Records from a data collection:
--*--

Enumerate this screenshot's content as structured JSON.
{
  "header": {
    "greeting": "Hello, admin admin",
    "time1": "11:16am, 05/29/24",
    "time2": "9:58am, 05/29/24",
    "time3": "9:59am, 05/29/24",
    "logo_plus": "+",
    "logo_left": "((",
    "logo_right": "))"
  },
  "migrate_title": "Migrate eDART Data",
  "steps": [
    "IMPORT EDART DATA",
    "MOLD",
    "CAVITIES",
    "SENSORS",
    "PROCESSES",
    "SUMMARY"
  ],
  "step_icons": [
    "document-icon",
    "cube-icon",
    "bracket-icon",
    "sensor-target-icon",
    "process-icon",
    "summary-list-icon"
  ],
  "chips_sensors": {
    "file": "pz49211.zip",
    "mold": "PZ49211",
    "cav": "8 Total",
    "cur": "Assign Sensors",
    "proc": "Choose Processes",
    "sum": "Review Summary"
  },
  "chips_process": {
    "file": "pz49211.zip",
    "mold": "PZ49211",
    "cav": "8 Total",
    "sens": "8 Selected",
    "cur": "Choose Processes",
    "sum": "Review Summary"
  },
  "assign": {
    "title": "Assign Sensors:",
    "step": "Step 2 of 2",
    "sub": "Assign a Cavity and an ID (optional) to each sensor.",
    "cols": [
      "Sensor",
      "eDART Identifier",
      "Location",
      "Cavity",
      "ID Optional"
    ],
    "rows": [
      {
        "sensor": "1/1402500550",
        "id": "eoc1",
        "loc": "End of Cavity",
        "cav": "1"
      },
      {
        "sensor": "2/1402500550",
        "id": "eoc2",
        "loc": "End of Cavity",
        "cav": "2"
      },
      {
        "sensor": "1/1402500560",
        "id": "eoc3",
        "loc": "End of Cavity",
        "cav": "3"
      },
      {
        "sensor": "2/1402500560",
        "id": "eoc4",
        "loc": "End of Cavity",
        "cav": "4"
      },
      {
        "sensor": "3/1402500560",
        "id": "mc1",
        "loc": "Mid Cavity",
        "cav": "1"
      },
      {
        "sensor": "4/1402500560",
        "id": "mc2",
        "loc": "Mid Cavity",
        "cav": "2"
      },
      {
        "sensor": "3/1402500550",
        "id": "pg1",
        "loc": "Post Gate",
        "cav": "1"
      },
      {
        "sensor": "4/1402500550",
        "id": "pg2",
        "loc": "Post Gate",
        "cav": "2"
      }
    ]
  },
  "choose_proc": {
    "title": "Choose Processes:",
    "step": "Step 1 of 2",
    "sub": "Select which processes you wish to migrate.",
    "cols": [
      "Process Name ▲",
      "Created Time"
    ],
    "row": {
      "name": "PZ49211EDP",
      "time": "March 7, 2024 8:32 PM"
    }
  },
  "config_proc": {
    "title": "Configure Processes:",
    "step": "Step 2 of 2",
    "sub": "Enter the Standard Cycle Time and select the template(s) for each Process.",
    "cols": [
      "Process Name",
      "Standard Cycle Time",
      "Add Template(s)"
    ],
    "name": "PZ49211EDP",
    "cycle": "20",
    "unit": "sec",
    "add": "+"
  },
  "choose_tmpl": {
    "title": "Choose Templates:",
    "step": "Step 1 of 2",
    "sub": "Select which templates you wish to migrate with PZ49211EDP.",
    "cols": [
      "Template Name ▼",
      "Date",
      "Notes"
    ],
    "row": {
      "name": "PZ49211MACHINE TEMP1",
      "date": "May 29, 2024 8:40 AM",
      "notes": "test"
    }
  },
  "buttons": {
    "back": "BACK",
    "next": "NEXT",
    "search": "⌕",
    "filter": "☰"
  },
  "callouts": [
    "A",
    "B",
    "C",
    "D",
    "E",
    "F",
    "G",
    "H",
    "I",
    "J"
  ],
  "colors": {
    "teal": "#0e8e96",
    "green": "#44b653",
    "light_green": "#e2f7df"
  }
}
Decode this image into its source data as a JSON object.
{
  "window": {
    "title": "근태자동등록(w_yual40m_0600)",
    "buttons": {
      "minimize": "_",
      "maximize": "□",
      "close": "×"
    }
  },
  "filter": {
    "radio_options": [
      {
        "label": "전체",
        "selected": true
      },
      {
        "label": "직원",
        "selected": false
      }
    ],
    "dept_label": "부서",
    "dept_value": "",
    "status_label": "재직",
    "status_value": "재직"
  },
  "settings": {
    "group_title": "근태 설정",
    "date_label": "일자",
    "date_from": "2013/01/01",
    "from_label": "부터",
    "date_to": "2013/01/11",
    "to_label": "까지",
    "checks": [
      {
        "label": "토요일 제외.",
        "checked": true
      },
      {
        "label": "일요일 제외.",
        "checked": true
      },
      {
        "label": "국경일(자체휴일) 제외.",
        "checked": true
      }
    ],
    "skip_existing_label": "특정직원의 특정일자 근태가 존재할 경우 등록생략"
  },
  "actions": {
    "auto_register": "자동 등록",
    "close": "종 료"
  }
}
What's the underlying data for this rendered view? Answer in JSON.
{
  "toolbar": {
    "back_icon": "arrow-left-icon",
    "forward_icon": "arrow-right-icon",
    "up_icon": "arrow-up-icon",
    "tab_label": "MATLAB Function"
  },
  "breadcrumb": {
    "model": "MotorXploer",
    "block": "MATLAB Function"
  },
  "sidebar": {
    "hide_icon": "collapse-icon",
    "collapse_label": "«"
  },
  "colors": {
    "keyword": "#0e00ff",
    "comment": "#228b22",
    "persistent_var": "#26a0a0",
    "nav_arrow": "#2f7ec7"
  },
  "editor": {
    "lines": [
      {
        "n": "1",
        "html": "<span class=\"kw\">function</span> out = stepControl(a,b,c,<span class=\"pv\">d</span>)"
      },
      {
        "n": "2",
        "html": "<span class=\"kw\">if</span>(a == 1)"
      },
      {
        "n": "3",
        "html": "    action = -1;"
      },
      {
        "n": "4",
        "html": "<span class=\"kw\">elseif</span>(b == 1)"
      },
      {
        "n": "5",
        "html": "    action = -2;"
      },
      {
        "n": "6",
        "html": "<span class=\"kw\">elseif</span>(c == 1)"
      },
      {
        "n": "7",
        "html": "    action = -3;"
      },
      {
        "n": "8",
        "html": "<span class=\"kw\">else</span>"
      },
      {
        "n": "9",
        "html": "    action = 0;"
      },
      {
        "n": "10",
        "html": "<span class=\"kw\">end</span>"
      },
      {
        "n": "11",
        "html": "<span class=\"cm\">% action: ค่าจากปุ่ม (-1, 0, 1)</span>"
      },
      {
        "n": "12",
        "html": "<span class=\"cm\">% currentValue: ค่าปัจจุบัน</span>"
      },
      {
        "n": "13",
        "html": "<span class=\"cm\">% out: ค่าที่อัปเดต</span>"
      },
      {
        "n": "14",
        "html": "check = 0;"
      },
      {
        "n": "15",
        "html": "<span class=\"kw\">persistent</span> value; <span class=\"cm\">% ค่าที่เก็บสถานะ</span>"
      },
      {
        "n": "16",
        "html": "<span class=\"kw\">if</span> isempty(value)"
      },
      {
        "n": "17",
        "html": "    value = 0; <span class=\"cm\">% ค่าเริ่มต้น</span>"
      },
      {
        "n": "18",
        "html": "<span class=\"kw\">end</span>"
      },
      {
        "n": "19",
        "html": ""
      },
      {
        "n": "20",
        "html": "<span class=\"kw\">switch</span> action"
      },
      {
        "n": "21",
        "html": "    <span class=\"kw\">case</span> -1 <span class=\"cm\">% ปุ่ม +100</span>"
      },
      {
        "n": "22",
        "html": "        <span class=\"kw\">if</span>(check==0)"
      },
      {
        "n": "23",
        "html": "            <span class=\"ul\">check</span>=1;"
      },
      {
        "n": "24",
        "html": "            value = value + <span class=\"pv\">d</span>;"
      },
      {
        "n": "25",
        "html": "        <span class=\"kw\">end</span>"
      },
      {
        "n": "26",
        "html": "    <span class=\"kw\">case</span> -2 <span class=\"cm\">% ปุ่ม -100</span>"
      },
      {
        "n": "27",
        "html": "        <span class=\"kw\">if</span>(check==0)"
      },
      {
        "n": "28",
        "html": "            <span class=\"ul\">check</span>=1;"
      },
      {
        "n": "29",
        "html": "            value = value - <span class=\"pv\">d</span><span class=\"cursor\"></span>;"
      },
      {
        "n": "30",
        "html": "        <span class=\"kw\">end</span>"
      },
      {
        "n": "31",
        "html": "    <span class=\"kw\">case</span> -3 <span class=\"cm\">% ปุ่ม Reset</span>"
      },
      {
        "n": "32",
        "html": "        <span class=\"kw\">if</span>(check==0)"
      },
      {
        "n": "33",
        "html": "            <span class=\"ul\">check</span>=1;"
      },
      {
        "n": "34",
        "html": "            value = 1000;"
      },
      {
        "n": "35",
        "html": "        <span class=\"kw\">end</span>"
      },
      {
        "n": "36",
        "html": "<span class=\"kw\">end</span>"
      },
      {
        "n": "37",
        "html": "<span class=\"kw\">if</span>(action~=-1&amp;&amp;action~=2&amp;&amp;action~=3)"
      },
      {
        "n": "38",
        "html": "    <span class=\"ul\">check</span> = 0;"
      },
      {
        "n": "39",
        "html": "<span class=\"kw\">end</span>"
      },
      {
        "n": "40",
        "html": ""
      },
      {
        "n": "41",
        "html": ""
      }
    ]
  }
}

--*--

WHAT TO DO: Find how many lines in the listing contain the word "each" and give that count alone.

TASK ANSWER: 2